_Provided entries_
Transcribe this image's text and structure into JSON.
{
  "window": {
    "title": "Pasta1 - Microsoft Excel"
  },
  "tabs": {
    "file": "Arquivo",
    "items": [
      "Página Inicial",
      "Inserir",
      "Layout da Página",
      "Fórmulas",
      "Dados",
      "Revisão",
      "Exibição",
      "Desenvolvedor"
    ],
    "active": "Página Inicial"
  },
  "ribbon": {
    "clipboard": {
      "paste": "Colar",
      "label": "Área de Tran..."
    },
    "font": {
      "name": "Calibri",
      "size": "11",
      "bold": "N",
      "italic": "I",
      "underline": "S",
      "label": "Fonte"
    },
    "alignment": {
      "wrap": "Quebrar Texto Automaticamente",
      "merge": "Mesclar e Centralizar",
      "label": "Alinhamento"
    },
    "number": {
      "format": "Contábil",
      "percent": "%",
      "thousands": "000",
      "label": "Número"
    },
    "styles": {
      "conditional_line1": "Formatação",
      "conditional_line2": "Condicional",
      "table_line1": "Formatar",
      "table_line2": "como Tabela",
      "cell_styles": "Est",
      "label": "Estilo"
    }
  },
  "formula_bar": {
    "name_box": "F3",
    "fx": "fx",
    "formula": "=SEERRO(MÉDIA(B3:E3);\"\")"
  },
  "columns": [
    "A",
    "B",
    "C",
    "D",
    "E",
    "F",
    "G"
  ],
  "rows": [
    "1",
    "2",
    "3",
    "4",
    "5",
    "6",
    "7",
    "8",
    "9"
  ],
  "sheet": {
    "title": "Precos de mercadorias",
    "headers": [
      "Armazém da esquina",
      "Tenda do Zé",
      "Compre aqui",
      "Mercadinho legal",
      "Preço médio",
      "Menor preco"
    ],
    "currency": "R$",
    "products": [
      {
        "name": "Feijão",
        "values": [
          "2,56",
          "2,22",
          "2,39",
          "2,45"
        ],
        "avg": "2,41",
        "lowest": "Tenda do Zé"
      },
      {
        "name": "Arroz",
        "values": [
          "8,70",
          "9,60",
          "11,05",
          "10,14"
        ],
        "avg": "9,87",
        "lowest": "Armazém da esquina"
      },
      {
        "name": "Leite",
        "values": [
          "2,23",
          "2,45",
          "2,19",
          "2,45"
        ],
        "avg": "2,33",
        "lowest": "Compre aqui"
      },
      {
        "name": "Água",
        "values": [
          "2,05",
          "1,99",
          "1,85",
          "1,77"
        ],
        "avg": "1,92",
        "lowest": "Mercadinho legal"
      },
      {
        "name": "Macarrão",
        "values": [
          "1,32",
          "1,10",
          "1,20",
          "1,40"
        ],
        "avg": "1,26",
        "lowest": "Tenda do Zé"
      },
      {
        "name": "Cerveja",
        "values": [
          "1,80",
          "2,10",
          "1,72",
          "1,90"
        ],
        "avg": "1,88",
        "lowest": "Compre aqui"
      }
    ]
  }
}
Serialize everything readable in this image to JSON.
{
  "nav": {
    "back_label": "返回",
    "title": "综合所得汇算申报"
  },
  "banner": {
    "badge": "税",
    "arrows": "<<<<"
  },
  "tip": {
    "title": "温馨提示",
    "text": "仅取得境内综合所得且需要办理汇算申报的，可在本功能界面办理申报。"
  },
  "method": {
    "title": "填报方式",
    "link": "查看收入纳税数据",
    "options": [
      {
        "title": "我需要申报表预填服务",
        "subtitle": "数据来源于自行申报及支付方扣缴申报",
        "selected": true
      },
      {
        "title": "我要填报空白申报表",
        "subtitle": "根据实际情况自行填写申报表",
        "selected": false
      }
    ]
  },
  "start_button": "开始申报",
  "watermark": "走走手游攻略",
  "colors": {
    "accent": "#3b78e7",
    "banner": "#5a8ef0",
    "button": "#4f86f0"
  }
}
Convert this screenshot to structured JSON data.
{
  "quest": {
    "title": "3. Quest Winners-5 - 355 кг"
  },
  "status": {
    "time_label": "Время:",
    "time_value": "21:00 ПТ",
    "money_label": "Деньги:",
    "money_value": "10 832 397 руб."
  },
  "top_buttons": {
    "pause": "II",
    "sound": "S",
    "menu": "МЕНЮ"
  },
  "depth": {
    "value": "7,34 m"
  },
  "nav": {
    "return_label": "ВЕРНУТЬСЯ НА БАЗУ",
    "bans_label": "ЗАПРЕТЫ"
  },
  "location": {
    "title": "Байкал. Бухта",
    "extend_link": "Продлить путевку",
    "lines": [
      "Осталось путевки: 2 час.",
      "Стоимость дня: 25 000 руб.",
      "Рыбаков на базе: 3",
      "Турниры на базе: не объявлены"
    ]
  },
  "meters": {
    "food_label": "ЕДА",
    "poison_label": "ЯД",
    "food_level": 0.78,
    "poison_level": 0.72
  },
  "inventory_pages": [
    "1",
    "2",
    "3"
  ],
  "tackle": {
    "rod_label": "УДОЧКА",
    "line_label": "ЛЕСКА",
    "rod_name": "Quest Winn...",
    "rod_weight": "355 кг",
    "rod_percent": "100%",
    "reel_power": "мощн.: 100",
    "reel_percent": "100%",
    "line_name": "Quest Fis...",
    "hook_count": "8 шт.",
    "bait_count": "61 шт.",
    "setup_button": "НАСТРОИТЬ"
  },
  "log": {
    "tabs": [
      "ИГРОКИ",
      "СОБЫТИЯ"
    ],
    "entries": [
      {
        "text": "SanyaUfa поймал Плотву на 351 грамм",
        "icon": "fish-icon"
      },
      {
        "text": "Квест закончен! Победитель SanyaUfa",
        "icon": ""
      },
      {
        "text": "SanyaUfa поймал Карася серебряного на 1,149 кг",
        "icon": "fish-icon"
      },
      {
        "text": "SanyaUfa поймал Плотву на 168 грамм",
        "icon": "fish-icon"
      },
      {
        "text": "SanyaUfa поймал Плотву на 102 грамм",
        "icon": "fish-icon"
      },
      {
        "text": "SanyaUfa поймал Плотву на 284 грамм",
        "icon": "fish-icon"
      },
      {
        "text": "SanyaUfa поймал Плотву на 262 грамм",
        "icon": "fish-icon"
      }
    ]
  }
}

_Given task_
Write out the complete set of records exactly as given.

_Solution to this exercise_
Transcribe this image's text and structure into JSON.
{
  "window": {
    "title": "Pasta1 - Microsoft Excel"
  },
  "tabs": {
    "file": "Arquivo",
    "items": [
      "Página Inicial",
      "Inserir",
      "Layout da Página",
      "Fórmulas",
      "Dados",
      "Revisão",
      "Exibição",
      "Desenvolvedor"
    ],
    "active": "Página Inicial"
  },
  "ribbon": {
    "clipboard": {
      "paste": "Colar",
      "label": "Área de Tran..."
    },
    "font": {
      "name": "Calibri",
      "size": "11",
      "bold": "N",
      "italic": "I",
      "underline": "S",
      "label": "Fonte"
    },
    "alignment": {
      "wrap": "Quebrar Texto Automaticamente",
      "merge": "Mesclar e Centralizar",
      "label": "Alinhamento"
    },
    "number": {
      "format": "Contábil",
      "percent": "%",
      "thousands": "000",
      "label": "Número"
    },
    "styles": {
      "conditional_line1": "Formatação",
      "conditional_line2": "Condicional",
      "table_line1": "Formatar",
      "table_line2": "como Tabela",
      "cell_styles": "Est",
      "label": "Estilo"
    }
  },
  "formula_bar": {
    "name_box": "F3",
    "fx": "fx",
    "formula": "=SEERRO(MÉDIA(B3:E3);\"\")"
  },
  "columns": [
    "A",
    "B",
    "C",
    "D",
    "E",
    "F",
    "G"
  ],
  "rows": [
    "1",
    "2",
    "3",
    "4",
    "5",
    "6",
    "7",
    "8",
    "9"
  ],
  "sheet": {
    "title": "Precos de mercadorias",
    "headers": [
      "Armazém da esquina",
      "Tenda do Zé",
      "Compre aqui",
      "Mercadinho legal",
      "Preço médio",
      "Menor preco"
    ],
    "currency": "R$",
    "products": [
      {
        "name": "Feijão",
        "values": [
          "2,56",
          "2,22",
          "2,39",
          "2,45"
        ],
        "avg": "2,41",
        "lowest": "Tenda do Zé"
      },
      {
        "name": "Arroz",
        "values": [
          "8,70",
          "9,60",
          "11,05",
          "10,14"
        ],
        "avg": "9,87",
        "lowest": "Armazém da esquina"
      },
      {
        "name": "Leite",
        "values": [
          "2,23",
          "2,45",
          "2,19",
          "2,45"
        ],
        "avg": "2,33",
        "lowest": "Compre aqui"
      },
      {
        "name": "Água",
        "values": [
          "2,05",
          "1,99",
          "1,85",
          "1,77"
        ],
        "avg": "1,92",
        "lowest": "Mercadinho legal"
      },
      {
        "name": "Macarrão",
        "values": [
          "1,32",
          "1,10",
          "1,20",
          "1,40"
        ],
        "avg": "1,26",
        "lowest": "Tenda do Zé"
      },
      {
        "name": "Cerveja",
        "values": [
          "1,80",
          "2,10",
          "1,72",
          "1,90"
        ],
        "avg": "1,88",
        "lowest": "Compre aqui"
      }
    ]
  }
}
Serialize everything readable in this image to JSON.
{
  "nav": {
    "back_label": "返回",
    "title": "综合所得汇算申报"
  },
  "banner": {
    "badge": "税",
    "arrows": "<<<<"
  },
  "tip": {
    "title": "温馨提示",
    "text": "仅取得境内综合所得且需要办理汇算申报的，可在本功能界面办理申报。"
  },
  "method": {
    "title": "填报方式",
    "link": "查看收入纳税数据",
    "options": [
      {
        "title": "我需要申报表预填服务",
        "subtitle": "数据来源于自行申报及支付方扣缴申报",
        "selected": true
      },
      {
        "title": "我要填报空白申报表",
        "subtitle": "根据实际情况自行填写申报表",
        "selected": false
      }
    ]
  },
  "start_button": "开始申报",
  "watermark": "走走手游攻略",
  "colors": {
    "accent": "#3b78e7",
    "banner": "#5a8ef0",
    "button": "#4f86f0"
  }
}
Convert this screenshot to structured JSON data.
{
  "quest": {
    "title": "3. Quest Winners-5 - 355 кг"
  },
  "status": {
    "time_label": "Время:",
    "time_value": "21:00 ПТ",
    "money_label": "Деньги:",
    "money_value": "10 832 397 руб."
  },
  "top_buttons": {
    "pause": "II",
    "sound": "S",
    "menu": "МЕНЮ"
  },
  "depth": {
    "value": "7,34 m"
  },
  "nav": {
    "return_label": "ВЕРНУТЬСЯ НА БАЗУ",
    "bans_label": "ЗАПРЕТЫ"
  },
  "location": {
    "title": "Байкал. Бухта",
    "extend_link": "Продлить путевку",
    "lines": [
      "Осталось путевки: 2 час.",
      "Стоимость дня: 25 000 руб.",
      "Рыбаков на базе: 3",
      "Турниры на базе: не объявлены"
    ]
  },
  "meters": {
    "food_label": "ЕДА",
    "poison_label": "ЯД",
    "food_level": 0.78,
    "poison_level": 0.72
  },
  "inventory_pages": [
    "1",
    "2",
    "3"
  ],
  "tackle": {
    "rod_label": "УДОЧКА",
    "line_label": "ЛЕСКА",
    "rod_name": "Quest Winn...",
    "rod_weight": "355 кг",
    "rod_percent": "100%",
    "reel_power": "мощн.: 100",
    "reel_percent": "100%",
    "line_name": "Quest Fis...",
    "hook_count": "8 шт.",
    "bait_count": "61 шт.",
    "setup_button": "НАСТРОИТЬ"
  },
  "log": {
    "tabs": [
      "ИГРОКИ",
      "СОБЫТИЯ"
    ],
    "entries": [
      {
        "text": "SanyaUfa поймал Плотву на 351 грамм",
        "icon": "fish-icon"
      },
      {
        "text": "Квест закончен! Победитель SanyaUfa",
        "icon": ""
      },
      {
        "text": "SanyaUfa поймал Карася серебряного на 1,149 кг",
        "icon": "fish-icon"
      },
      {
        "text": "SanyaUfa поймал Плотву на 168 грамм",
        "icon": "fish-icon"
      },
      {
        "text": "SanyaUfa поймал Плотву на 102 грамм",
        "icon": "fish-icon"
      },
      {
        "text": "SanyaUfa поймал Плотву на 284 грамм",
        "icon": "fish-icon"
      },
      {
        "text": "SanyaUfa поймал Плотву на 262 грамм",
        "icon": "fish-icon"
      }
    ]
  }
}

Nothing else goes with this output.